→ Supplied data:
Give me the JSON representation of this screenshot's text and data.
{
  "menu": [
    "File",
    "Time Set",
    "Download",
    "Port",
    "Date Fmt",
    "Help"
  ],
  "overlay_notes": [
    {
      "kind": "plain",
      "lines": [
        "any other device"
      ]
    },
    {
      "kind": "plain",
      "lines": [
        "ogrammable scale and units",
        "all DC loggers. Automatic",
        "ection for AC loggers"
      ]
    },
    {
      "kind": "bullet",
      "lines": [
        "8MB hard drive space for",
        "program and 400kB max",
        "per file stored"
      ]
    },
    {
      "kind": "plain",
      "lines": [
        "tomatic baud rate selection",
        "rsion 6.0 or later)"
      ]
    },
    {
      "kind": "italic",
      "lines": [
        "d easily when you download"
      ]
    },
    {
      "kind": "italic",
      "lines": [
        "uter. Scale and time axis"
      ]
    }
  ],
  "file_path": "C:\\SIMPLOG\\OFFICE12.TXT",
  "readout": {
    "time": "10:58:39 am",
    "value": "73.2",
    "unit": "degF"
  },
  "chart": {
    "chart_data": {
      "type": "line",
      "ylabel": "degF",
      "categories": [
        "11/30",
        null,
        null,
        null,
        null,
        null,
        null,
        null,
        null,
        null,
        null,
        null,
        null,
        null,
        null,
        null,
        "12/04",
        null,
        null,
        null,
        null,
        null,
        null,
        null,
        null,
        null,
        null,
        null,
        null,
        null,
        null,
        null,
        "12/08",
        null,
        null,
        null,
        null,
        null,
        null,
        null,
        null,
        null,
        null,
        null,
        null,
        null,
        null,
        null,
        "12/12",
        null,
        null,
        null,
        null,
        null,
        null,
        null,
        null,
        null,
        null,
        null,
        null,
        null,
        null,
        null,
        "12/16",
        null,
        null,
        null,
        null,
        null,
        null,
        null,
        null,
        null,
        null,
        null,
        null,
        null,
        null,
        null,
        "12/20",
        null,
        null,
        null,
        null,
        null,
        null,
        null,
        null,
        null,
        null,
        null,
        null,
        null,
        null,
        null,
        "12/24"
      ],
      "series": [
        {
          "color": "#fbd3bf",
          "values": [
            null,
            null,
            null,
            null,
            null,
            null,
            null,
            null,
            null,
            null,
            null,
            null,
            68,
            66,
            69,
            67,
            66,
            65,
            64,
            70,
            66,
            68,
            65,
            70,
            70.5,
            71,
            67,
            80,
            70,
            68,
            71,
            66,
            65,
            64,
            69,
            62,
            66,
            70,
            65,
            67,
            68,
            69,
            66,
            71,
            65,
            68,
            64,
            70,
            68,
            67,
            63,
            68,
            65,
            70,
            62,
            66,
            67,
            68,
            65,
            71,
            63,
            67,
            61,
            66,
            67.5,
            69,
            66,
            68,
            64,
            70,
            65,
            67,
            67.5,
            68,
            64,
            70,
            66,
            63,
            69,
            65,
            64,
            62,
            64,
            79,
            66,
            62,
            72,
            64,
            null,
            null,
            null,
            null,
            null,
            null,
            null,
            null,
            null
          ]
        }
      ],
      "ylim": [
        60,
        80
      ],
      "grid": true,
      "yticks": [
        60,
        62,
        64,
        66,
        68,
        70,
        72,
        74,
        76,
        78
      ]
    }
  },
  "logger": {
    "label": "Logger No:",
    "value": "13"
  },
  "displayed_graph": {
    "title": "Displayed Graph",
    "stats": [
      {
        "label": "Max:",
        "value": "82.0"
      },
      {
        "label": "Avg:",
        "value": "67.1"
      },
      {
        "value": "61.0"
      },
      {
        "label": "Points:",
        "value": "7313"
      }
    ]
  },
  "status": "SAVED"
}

→ Task directions: All of the entries above need to be reproduced exactly.

→ Reply to the exercise:
Give me the JSON representation of this screenshot's text and data.
{
  "menu": [
    "File",
    "Time Set",
    "Download",
    "Port",
    "Date Fmt",
    "Help"
  ],
  "overlay_notes": [
    {
      "kind": "plain",
      "lines": [
        "any other device"
      ]
    },
    {
      "kind": "plain",
      "lines": [
        "ogrammable scale and units",
        "all DC loggers. Automatic",
        "ection for AC loggers"
      ]
    },
    {
      "kind": "bullet",
      "lines": [
        "8MB hard drive space for",
        "program and 400kB max",
        "per file stored"
      ]
    },
    {
      "kind": "plain",
      "lines": [
        "tomatic baud rate selection",
        "rsion 6.0 or later)"
      ]
    },
    {
      "kind": "italic",
      "lines": [
        "d easily when you download"
      ]
    },
    {
      "kind": "italic",
      "lines": [
        "uter. Scale and time axis"
      ]
    }
  ],
  "file_path": "C:\\SIMPLOG\\OFFICE12.TXT",
  "readout": {
    "time": "10:58:39 am",
    "value": "73.2",
    "unit": "degF"
  },
  "chart": {
    "chart_data": {
      "type": "line",
      "ylabel": "degF",
      "categories": [
        "11/30",
        null,
        null,
        null,
        null,
        null,
        null,
        null,
        null,
        null,
        null,
        null,
        null,
        null,
        null,
        null,
        "12/04",
        null,
        null,
        null,
        null,
        null,
        null,
        null,
        null,
        null,
        null,
        null,
        null,
        null,
        null,
        null,
        "12/08",
        null,
        null,
        null,
        null,
        null,
        null,
        null,
        null,
        null,
        null,
        null,
        null,
        null,
        null,
        null,
        "12/12",
        null,
        null,
        null,
        null,
        null,
        null,
        null,
        null,
        null,
        null,
        null,
        null,
        null,
        null,
        null,
        "12/16",
        null,
        null,
        null,
        null,
        null,
        null,
        null,
        null,
        null,
        null,
        null,
        null,
        null,
        null,
        null,
        "12/20",
        null,
        null,
        null,
        null,
        null,
        null,
        null,
        null,
        null,
        null,
        null,
        null,
        null,
        null,
        null,
        "12/24"
      ],
      "series": [
        {
          "color": "#fbd3bf",
          "values": [
            null,
            null,
            null,
            null,
            null,
            null,
            null,
            null,
            null,
            null,
            null,
            null,
            68,
            66,
            69,
            67,
            66,
            65,
            64,
            70,
            66,
            68,
            65,
            70,
            70.5,
            71,
            67,
            80,
            70,
            68,
            71,
            66,
            65,
            64,
            69,
            62,
            66,
            70,
            65,
            67,
            68,
            69,
            66,
            71,
            65,
            68,
            64,
            70,
            68,
            67,
            63,
            68,
            65,
            70,
            62,
            66,
            67,
            68,
            65,
            71,
            63,
            67,
            61,
            66,
            67.5,
            69,
            66,
            68,
            64,
            70,
            65,
            67,
            67.5,
            68,
            64,
            70,
            66,
            63,
            69,
            65,
            64,
            62,
            64,
            79,
            66,
            62,
            72,
            64,
            null,
            null,
            null,
            null,
            null,
            null,
            null,
            null,
            null
          ]
        }
      ],
      "ylim": [
        60,
        80
      ],
      "grid": true,
      "yticks": [
        60,
        62,
        64,
        66,
        68,
        70,
        72,
        74,
        76,
        78
      ]
    }
  },
  "logger": {
    "label": "Logger No:",
    "value": "13"
  },
  "displayed_graph": {
    "title": "Displayed Graph",
    "stats": [
      {
        "label": "Max:",
        "value": "82.0"
      },
      {
        "label": "Avg:",
        "value": "67.1"
      },
      {
        "value": "61.0"
      },
      {
        "label": "Points:",
        "value": "7313"
      }
    ]
  },
  "status": "SAVED"
}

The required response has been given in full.